### Dataset items
::::

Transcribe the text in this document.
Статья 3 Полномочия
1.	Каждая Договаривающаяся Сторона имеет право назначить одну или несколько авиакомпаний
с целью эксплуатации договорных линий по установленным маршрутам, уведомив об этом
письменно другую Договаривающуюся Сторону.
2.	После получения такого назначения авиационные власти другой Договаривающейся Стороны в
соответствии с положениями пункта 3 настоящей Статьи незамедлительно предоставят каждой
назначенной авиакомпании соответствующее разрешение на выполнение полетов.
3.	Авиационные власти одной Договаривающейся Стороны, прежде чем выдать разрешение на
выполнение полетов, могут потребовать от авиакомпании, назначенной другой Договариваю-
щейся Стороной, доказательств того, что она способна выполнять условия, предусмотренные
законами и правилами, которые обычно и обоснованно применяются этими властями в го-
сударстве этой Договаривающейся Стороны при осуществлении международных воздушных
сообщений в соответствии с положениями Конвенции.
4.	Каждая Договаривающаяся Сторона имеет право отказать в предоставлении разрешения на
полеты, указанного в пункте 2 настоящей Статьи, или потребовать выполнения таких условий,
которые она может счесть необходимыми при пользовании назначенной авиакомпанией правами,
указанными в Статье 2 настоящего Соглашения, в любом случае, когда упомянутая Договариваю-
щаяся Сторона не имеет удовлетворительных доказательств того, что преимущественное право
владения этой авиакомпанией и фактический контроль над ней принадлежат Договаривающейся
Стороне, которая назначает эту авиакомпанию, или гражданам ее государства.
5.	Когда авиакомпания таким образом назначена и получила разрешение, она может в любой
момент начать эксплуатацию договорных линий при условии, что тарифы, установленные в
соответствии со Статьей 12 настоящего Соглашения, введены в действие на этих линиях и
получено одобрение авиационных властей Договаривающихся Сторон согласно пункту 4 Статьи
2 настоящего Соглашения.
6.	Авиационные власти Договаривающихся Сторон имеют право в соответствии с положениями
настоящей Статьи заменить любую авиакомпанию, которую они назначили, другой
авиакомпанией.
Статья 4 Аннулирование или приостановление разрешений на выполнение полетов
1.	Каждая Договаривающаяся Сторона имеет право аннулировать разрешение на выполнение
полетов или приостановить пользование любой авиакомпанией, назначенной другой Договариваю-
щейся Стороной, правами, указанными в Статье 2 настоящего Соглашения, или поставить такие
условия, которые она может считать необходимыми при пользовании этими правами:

::::

### Task statement
Scan the lines for the string "условия". Copy out each line that matches.

### Output of the task
щейся Стороной, доказательств того, что она способна выполнять условия, предусмотренные
условия, которые она может считать необходимыми при пользовании этими правами:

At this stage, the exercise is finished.